— START OF RECORDS FOR PROCESSING —

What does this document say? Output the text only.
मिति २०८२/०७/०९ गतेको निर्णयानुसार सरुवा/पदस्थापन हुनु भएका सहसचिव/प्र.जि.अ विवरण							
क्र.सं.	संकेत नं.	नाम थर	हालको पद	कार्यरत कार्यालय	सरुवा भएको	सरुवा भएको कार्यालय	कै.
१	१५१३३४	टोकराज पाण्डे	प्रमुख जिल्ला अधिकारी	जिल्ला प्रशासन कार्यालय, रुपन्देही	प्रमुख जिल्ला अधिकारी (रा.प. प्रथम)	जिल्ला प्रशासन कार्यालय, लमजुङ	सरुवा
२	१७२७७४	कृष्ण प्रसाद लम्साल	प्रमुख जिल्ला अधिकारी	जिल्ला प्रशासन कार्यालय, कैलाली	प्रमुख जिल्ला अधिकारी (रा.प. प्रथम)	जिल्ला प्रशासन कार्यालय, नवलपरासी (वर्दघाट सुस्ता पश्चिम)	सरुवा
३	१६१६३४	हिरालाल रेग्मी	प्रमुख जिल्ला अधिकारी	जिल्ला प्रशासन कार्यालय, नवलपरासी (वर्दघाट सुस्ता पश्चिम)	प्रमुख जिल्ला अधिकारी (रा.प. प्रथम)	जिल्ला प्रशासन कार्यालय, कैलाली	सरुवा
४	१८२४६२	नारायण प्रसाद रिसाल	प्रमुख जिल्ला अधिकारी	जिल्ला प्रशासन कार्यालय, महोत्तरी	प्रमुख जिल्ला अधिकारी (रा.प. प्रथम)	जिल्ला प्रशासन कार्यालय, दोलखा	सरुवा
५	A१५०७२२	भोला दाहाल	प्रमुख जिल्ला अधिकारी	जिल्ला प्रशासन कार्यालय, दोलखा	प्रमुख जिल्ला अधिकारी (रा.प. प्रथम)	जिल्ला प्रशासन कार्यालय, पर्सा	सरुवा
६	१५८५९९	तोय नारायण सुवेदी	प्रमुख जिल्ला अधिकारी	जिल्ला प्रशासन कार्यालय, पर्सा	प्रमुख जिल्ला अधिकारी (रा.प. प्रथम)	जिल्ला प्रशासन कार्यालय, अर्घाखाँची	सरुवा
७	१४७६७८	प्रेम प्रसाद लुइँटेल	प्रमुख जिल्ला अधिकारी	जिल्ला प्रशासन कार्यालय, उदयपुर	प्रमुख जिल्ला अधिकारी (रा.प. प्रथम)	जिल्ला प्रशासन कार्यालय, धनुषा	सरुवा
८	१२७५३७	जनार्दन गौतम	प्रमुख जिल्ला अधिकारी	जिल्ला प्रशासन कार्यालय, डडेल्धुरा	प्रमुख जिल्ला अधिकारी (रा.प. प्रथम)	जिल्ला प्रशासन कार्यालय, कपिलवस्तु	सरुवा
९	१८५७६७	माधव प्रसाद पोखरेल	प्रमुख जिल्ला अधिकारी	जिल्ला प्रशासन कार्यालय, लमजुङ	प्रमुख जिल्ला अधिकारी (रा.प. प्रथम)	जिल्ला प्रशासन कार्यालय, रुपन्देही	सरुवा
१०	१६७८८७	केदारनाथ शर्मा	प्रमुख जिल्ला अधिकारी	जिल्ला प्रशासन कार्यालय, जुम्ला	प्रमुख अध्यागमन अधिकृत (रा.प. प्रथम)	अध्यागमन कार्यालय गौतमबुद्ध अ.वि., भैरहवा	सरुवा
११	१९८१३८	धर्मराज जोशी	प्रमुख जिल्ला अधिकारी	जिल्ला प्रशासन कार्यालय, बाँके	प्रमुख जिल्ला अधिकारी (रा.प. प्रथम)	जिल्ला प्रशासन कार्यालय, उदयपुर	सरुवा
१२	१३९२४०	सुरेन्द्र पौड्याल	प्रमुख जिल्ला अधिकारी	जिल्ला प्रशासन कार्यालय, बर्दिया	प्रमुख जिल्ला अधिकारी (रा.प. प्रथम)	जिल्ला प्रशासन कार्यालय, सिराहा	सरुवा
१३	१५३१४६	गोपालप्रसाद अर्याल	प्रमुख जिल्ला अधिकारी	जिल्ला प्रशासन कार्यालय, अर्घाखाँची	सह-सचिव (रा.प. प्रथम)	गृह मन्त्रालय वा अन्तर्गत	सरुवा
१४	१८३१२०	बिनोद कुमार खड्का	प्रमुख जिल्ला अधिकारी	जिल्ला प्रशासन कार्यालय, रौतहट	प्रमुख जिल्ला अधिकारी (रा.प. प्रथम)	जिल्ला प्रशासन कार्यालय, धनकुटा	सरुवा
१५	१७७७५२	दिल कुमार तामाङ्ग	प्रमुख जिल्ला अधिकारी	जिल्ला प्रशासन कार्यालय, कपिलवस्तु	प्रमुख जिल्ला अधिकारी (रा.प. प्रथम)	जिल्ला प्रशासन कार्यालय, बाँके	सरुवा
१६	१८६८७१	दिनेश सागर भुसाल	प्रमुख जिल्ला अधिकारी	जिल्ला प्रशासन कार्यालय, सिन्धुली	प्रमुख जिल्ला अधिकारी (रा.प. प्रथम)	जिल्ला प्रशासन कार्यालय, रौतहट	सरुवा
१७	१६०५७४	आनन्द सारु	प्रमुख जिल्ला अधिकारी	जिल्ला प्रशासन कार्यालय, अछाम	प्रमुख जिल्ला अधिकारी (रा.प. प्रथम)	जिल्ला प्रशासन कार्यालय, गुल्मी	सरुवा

— END OF RECORDS FOR PROCESSING —

• **WORK REQUIRED**
Go through the records and print each one exactly.

• **ANSWER FOR THE TASK**
What does this document say? Output the text only.
मिति २०८२/०७/०९ गतेको निर्णयानुसार सरुवा/पदस्थापन हुनु भएका सहसचिव/प्र.जि.अ विवरण							
क्र.सं.	संकेत नं.	नाम थर	हालको पद	कार्यरत कार्यालय	सरुवा भएको	सरुवा भएको कार्यालय	कै.
१	१५१३३४	टोकराज पाण्डे	प्रमुख जिल्ला अधिकारी	जिल्ला प्रशासन कार्यालय, रुपन्देही	प्रमुख जिल्ला अधिकारी (रा.प. प्रथम)	जिल्ला प्रशासन कार्यालय, लमजुङ	सरुवा
२	१७२७७४	कृष्ण प्रसाद लम्साल	प्रमुख जिल्ला अधिकारी	जिल्ला प्रशासन कार्यालय, कैलाली	प्रमुख जिल्ला अधिकारी (रा.प. प्रथम)	जिल्ला प्रशासन कार्यालय, नवलपरासी (वर्दघाट सुस्ता पश्चिम)	सरुवा
३	१६१६३४	हिरालाल रेग्मी	प्रमुख जिल्ला अधिकारी	जिल्ला प्रशासन कार्यालय, नवलपरासी (वर्दघाट सुस्ता पश्चिम)	प्रमुख जिल्ला अधिकारी (रा.प. प्रथम)	जिल्ला प्रशासन कार्यालय, कैलाली	सरुवा
४	१८२४६२	नारायण प्रसाद रिसाल	प्रमुख जिल्ला अधिकारी	जिल्ला प्रशासन कार्यालय, महोत्तरी	प्रमुख जिल्ला अधिकारी (रा.प. प्रथम)	जिल्ला प्रशासन कार्यालय, दोलखा	सरुवा
५	A१५०७२२	भोला दाहाल	प्रमुख जिल्ला अधिकारी	जिल्ला प्रशासन कार्यालय, दोलखा	प्रमुख जिल्ला अधिकारी (रा.प. प्रथम)	जिल्ला प्रशासन कार्यालय, पर्सा	सरुवा
६	१५८५९९	तोय नारायण सुवेदी	प्रमुख जिल्ला अधिकारी	जिल्ला प्रशासन कार्यालय, पर्सा	प्रमुख जिल्ला अधिकारी (रा.प. प्रथम)	जिल्ला प्रशासन कार्यालय, अर्घाखाँची	सरुवा
७	१४७६७८	प्रेम प्रसाद लुइँटेल	प्रमुख जिल्ला अधिकारी	जिल्ला प्रशासन कार्यालय, उदयपुर	प्रमुख जिल्ला अधिकारी (रा.प. प्रथम)	जिल्ला प्रशासन कार्यालय, धनुषा	सरुवा
८	१२७५३७	जनार्दन गौतम	प्रमुख जिल्ला अधिकारी	जिल्ला प्रशासन कार्यालय, डडेल्धुरा	प्रमुख जिल्ला अधिकारी (रा.प. प्रथम)	जिल्ला प्रशासन कार्यालय, कपिलवस्तु	सरुवा
९	१८५७६७	माधव प्रसाद पोखरेल	प्रमुख जिल्ला अधिकारी	जिल्ला प्रशासन कार्यालय, लमजुङ	प्रमुख जिल्ला अधिकारी (रा.प. प्रथम)	जिल्ला प्रशासन कार्यालय, रुपन्देही	सरुवा
१०	१६७८८७	केदारनाथ शर्मा	प्रमुख जिल्ला अधिकारी	जिल्ला प्रशासन कार्यालय, जुम्ला	प्रमुख अध्यागमन अधिकृत (रा.प. प्रथम)	अध्यागमन कार्यालय गौतमबुद्ध अ.वि., भैरहवा	सरुवा
११	१९८१३८	धर्मराज जोशी	प्रमुख जिल्ला अधिकारी	जिल्ला प्रशासन कार्यालय, बाँके	प्रमुख जिल्ला अधिकारी (रा.प. प्रथम)	जिल्ला प्रशासन कार्यालय, उदयपुर	सरुवा
१२	१३९२४०	सुरेन्द्र पौड्याल	प्रमुख जिल्ला अधिकारी	जिल्ला प्रशासन कार्यालय, बर्दिया	प्रमुख जिल्ला अधिकारी (रा.प. प्रथम)	जिल्ला प्रशासन कार्यालय, सिराहा	सरुवा
१३	१५३१४६	गोपालप्रसाद अर्याल	प्रमुख जिल्ला अधिकारी	जिल्ला प्रशासन कार्यालय, अर्घाखाँची	सह-सचिव (रा.प. प्रथम)	गृह मन्त्रालय वा अन्तर्गत	सरुवा
१४	१८३१२०	बिनोद कुमार खड्का	प्रमुख जिल्ला अधिकारी	जिल्ला प्रशासन कार्यालय, रौतहट	प्रमुख जिल्ला अधिकारी (रा.प. प्रथम)	जिल्ला प्रशासन कार्यालय, धनकुटा	सरुवा
१५	१७७७५२	दिल कुमार तामाङ्ग	प्रमुख जिल्ला अधिकारी	जिल्ला प्रशासन कार्यालय, कपिलवस्तु	प्रमुख जिल्ला अधिकारी (रा.प. प्रथम)	जिल्ला प्रशासन कार्यालय, बाँके	सरुवा
१६	१८६८७१	दिनेश सागर भुसाल	प्रमुख जिल्ला अधिकारी	जिल्ला प्रशासन कार्यालय, सिन्धुली	प्रमुख जिल्ला अधिकारी (रा.प. प्रथम)	जिल्ला प्रशासन कार्यालय, रौतहट	सरुवा
१७	१६०५७४	आनन्द सारु	प्रमुख जिल्ला अधिकारी	जिल्ला प्रशासन कार्यालय, अछाम	प्रमुख जिल्ला अधिकारी (रा.प. प्रथम)	जिल्ला प्रशासन कार्यालय, गुल्मी	सरुवा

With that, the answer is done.